__Reading text__.
------------------------------------------------------------

Init function in singleton


I think the Singleton example in the book could use a bit more explanation. While I know the Singleton Pattern from my experience in AS3, the implementation in the book has left me with a couple of questions.

One of those questions has already been answered on the forums, namely why you would ‘cripple’ allocWithZone instead of alloc.
If I understand correctly, by doing this you’re still allowing people to call our Singleton class by using

     PossessionStore *store = [[PossessionStore alloc] init];

you’re just changing it so that it will only give you a non-retained version of PossessionStore, the same way the class method + (PosessionStore *)defaultStore works. But why not just cripple the init function too and only allow it to throw an error or just do nothing? This would make it more obvious to other ‘classes’ or people using our class that they’re working with a Singleton.

Also, the NSMutableArray ‘allPossessions’ is initialized in the init function of our Singleton, not in our defaultStore class method. So if we would not be initialized if another class would just ask for our instance by sending the defaultStore message?

Or I just might be completely wrong in interpreting this and would love to be corrected. :slight_smile:
Either way, I think this is one of the subjects that could have been explained more thoroughly in the book.


Okay, so basically after giving it more thought I understood that I had misinterpreted

by thinking that not only “super alloc” would be called, but also “super init”. So I know realize that our init method would still be called via the class method.

One question remains though, won’t another class be able to call our designated initializer?


You’re correct that our init method would be called rather than the one in the superclass.

I’m not sure what you mean by “another class”. Yes, someone CAN try [[PossessionStore alloc] init]. NSObject’s +alloc invokes +allocWithZone:, which would use our overridden version, which would still return our singleton instance. That was really the point of overriding all those methods — to ensure that only our single instance would ever be returned, and it could not be released (because we overrode -release).

The one opportunity for it blowing up is if someone uses -autorelease; Apple overrides autorelease as well in their example. (See the last section of Cocoa Objects, called “Creating a Singleton Instance”.)

------------------------------------------------------------

__Apply what you read__.
• a. Quote the passage from the singleton thread that begins at the words "If I understand" and stops after "the defaultStore message?".
• b. In the singleton thread, which method does NSObject's +alloc invoke?

Document layout detection data:

------------------------------------------------------------

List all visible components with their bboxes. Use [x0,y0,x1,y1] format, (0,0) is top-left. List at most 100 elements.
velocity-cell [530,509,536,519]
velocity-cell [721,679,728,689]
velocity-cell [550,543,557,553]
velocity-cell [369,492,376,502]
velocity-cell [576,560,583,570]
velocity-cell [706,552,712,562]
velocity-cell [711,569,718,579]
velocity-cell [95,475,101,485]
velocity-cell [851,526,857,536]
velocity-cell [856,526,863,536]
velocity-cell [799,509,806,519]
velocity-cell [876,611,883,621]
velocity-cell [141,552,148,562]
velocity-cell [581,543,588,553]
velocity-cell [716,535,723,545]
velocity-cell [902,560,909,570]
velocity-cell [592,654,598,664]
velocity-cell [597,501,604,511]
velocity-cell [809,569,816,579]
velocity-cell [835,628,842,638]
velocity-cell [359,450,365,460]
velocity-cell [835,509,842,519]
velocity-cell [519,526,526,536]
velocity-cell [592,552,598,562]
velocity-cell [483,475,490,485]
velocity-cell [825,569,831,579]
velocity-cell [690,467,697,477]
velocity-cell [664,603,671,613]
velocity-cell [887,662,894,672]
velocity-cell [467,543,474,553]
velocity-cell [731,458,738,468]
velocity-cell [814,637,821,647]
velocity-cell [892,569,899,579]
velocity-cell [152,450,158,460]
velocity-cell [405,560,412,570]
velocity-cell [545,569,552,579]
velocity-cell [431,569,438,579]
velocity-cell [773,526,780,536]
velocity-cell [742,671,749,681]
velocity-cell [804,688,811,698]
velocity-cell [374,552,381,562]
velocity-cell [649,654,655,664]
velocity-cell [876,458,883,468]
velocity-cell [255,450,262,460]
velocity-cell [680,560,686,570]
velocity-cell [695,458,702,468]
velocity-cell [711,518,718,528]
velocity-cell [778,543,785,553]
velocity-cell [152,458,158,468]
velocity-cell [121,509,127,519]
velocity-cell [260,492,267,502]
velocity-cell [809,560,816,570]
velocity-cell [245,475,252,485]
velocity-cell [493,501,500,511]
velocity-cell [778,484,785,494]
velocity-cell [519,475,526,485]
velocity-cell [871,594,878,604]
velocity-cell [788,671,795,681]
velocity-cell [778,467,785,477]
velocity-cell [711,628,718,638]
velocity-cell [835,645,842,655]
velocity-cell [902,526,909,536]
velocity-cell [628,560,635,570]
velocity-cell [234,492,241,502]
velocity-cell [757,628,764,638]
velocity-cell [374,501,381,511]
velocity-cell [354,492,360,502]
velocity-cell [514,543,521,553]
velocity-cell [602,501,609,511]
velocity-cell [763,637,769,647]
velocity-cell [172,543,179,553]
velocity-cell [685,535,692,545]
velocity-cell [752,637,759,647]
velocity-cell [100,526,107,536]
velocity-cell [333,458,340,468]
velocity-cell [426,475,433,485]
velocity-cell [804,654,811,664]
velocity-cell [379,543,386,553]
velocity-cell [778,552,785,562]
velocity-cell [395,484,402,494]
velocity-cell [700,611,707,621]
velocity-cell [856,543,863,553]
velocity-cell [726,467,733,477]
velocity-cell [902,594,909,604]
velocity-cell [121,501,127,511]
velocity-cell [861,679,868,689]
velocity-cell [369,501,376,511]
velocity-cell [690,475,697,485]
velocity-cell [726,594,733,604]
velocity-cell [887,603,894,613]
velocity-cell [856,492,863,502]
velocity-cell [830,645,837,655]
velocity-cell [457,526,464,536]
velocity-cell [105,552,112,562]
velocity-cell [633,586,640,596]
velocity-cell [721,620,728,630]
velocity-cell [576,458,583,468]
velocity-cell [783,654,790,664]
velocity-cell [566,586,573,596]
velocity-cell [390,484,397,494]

------------------------------------------------------------

__Numbered responses__.
• a.
If I understand correctly, by doing this you’re still allowing people to call our Singleton class by using

     PossessionStore *store = [[PossessionStore alloc] init];

you’re just changing it so that it will only give you a non-retained version of PossessionStore, the same way the class method + (PosessionStore *)defaultStore works. But why not just cripple the init function too and only allow it to throw an error or just do nothing? This would make it more obvious to other ‘classes’ or people using our class that they’re working with a Singleton.

Also, the NSMutableArray ‘allPossessions’ is initialized in the init function of our Singleton, not in our defaultStore class method. So if we would not be initialized if another class would just ask for our instance by sending the defaultStore message?

• b. +allocWithZone: